• ENUNCIADO DA TAREFA:
Repita integralmente, sem alterar nenhuma palavra, o texto sobre o dinheiro encontrado na residência de um diretor financeiro da Semed.

══ TEXTO DO EXERCÍCIO ══

Na manhã desta quinta-feira (25), o vereador Iran Barbosa, do PSOL, usou a tribuna da Câmara Municipal de Aracaju para cobrar uma profunda investigação, no âmbito da Administração Municipal, sobre a origem e o eventual destino do dinheiro encontrado pela polícia civil, na última terça-feira (23), na residência de um diretor financeiro da Semed, durante uma operação realizada na capital sergipana.

O parlamentar, que é professor da rede pública municipal de ensino de Aracaju, apontou que a notícia soa alarmante, diante das tantas carências e problemas encontrados na rede e por se tratar de recursos operados no coração do financiamento da educação municipal.

═══
══ ENTRADAS FORNECIDAS ══

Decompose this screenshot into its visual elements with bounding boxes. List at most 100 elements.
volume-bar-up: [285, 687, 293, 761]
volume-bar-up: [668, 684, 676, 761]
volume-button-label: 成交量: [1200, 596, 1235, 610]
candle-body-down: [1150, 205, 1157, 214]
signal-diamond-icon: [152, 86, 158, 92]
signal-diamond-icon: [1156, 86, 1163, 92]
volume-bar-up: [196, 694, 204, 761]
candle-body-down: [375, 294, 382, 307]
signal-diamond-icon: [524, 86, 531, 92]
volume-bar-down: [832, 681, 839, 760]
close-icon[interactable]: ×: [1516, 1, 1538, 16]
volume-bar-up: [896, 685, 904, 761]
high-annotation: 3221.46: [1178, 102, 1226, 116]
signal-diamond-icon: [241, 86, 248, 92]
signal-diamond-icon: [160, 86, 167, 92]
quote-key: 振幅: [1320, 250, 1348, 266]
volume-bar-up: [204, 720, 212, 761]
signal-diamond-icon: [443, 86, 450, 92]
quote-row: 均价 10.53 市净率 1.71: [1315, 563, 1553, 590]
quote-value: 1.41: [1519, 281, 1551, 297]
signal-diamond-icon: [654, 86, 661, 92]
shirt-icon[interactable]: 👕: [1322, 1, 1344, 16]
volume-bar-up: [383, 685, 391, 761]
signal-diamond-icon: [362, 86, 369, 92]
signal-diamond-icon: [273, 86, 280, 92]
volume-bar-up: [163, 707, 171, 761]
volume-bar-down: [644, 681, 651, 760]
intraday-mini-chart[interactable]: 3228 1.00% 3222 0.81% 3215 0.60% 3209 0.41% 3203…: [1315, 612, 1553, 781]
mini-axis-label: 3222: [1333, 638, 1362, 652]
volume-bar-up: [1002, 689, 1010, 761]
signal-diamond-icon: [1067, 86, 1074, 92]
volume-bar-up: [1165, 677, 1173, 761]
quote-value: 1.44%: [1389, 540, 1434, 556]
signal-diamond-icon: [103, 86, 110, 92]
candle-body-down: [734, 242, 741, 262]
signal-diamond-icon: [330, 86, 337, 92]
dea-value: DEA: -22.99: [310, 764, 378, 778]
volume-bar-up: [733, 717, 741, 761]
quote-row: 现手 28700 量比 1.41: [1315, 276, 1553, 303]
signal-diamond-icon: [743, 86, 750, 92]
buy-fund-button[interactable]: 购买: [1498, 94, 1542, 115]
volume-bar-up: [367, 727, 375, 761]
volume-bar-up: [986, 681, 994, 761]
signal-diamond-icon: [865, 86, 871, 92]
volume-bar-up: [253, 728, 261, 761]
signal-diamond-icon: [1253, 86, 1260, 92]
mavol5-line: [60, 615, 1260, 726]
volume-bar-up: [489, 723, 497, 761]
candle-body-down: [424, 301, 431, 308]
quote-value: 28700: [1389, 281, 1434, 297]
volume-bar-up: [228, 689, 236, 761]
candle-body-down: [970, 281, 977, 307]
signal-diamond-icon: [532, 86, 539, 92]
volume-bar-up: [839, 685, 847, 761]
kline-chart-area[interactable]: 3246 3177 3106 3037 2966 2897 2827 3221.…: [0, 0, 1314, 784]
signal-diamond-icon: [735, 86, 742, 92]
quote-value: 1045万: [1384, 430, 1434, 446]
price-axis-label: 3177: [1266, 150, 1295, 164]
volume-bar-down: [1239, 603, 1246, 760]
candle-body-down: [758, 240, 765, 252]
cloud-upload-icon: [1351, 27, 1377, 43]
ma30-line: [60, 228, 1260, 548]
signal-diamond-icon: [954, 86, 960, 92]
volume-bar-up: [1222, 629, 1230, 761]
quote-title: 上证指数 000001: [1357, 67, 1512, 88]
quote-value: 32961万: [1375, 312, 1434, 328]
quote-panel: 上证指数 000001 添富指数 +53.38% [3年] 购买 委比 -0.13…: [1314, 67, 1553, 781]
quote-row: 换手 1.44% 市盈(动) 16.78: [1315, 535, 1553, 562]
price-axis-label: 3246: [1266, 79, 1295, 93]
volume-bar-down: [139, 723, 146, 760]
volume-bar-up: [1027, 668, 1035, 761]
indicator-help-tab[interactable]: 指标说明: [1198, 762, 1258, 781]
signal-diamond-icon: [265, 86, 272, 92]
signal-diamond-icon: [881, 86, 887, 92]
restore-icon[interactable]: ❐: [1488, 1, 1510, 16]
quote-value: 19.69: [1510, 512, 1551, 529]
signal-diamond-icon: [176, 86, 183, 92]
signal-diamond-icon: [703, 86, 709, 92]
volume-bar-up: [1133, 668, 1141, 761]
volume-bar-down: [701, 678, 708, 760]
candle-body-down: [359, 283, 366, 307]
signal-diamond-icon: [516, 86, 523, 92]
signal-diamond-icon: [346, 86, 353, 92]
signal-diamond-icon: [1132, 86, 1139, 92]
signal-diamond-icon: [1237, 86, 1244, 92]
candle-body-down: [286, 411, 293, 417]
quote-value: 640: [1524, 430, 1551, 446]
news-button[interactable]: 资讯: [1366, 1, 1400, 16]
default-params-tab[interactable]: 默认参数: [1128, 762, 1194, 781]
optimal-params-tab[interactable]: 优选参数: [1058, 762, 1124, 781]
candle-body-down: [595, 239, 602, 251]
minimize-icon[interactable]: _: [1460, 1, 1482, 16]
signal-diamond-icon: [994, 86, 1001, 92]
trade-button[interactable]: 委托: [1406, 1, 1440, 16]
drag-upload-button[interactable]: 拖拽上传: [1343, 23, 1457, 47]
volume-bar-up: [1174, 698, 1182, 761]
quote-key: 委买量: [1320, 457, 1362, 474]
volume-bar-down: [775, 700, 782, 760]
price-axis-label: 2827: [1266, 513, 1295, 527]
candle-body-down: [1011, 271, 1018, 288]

═══

• TAREFA CONCLUÍDA:
Na manhã desta quinta-feira (25), o vereador Iran Barbosa, do PSOL, usou a tribuna da Câmara Municipal de Aracaju para cobrar uma profunda investigação, no âmbito da Administração Municipal, sobre a origem e o eventual destino do dinheiro encontrado pela polícia civil, na última terça-feira (23), na residência de um diretor financeiro da Semed, durante uma operação realizada na capital sergipana.

O parlamentar, que é professor da rede pública municipal de ensino de Aracaju, apontou que a notícia soa alarmante, diante das tantas carências e problemas encontrados na rede e por se tratar de recursos operados no coração do financiamento da educação municipal.